--- start DATA FOR PROCESSING ---

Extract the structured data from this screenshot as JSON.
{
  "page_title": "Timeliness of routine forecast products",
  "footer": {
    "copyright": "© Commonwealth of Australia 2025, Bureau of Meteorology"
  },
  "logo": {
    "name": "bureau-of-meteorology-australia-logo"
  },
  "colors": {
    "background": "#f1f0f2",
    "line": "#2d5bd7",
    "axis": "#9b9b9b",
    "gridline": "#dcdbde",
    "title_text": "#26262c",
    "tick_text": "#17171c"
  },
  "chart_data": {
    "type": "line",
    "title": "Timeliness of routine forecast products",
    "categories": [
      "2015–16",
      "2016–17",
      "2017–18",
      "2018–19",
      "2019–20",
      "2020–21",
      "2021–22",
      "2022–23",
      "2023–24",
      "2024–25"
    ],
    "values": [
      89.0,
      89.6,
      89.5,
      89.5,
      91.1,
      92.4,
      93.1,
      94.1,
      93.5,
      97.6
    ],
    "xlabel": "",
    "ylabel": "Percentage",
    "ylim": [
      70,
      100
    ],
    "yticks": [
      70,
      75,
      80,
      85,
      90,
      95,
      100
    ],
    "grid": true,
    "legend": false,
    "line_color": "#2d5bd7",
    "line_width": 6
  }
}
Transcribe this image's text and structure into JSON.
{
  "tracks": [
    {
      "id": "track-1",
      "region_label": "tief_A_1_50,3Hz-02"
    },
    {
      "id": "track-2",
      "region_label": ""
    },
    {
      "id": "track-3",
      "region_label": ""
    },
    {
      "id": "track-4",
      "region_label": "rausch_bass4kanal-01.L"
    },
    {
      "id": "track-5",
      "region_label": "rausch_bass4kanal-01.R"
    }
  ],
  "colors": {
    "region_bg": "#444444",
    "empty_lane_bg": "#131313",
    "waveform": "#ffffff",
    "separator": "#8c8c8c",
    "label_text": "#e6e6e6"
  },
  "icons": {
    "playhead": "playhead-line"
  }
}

--- end DATA FOR PROCESSING ---

_STATED EXERCISE:_
Set all of the records down again, exactly as they stand.

_FINISHED TASK:_
Extract the structured data from this screenshot as JSON.
{
  "page_title": "Timeliness of routine forecast products",
  "footer": {
    "copyright": "© Commonwealth of Australia 2025, Bureau of Meteorology"
  },
  "logo": {
    "name": "bureau-of-meteorology-australia-logo"
  },
  "colors": {
    "background": "#f1f0f2",
    "line": "#2d5bd7",
    "axis": "#9b9b9b",
    "gridline": "#dcdbde",
    "title_text": "#26262c",
    "tick_text": "#17171c"
  },
  "chart_data": {
    "type": "line",
    "title": "Timeliness of routine forecast products",
    "categories": [
      "2015–16",
      "2016–17",
      "2017–18",
      "2018–19",
      "2019–20",
      "2020–21",
      "2021–22",
      "2022–23",
      "2023–24",
      "2024–25"
    ],
    "values": [
      89.0,
      89.6,
      89.5,
      89.5,
      91.1,
      92.4,
      93.1,
      94.1,
      93.5,
      97.6
    ],
    "xlabel": "",
    "ylabel": "Percentage",
    "ylim": [
      70,
      100
    ],
    "yticks": [
      70,
      75,
      80,
      85,
      90,
      95,
      100
    ],
    "grid": true,
    "legend": false,
    "line_color": "#2d5bd7",
    "line_width": 6
  }
}
Transcribe this image's text and structure into JSON.
{
  "tracks": [
    {
      "id": "track-1",
      "region_label": "tief_A_1_50,3Hz-02"
    },
    {
      "id": "track-2",
      "region_label": ""
    },
    {
      "id": "track-3",
      "region_label": ""
    },
    {
      "id": "track-4",
      "region_label": "rausch_bass4kanal-01.L"
    },
    {
      "id": "track-5",
      "region_label": "rausch_bass4kanal-01.R"
    }
  ],
  "colors": {
    "region_bg": "#444444",
    "empty_lane_bg": "#131313",
    "waveform": "#ffffff",
    "separator": "#8c8c8c",
    "label_text": "#e6e6e6"
  },
  "icons": {
    "playhead": "playhead-line"
  }
}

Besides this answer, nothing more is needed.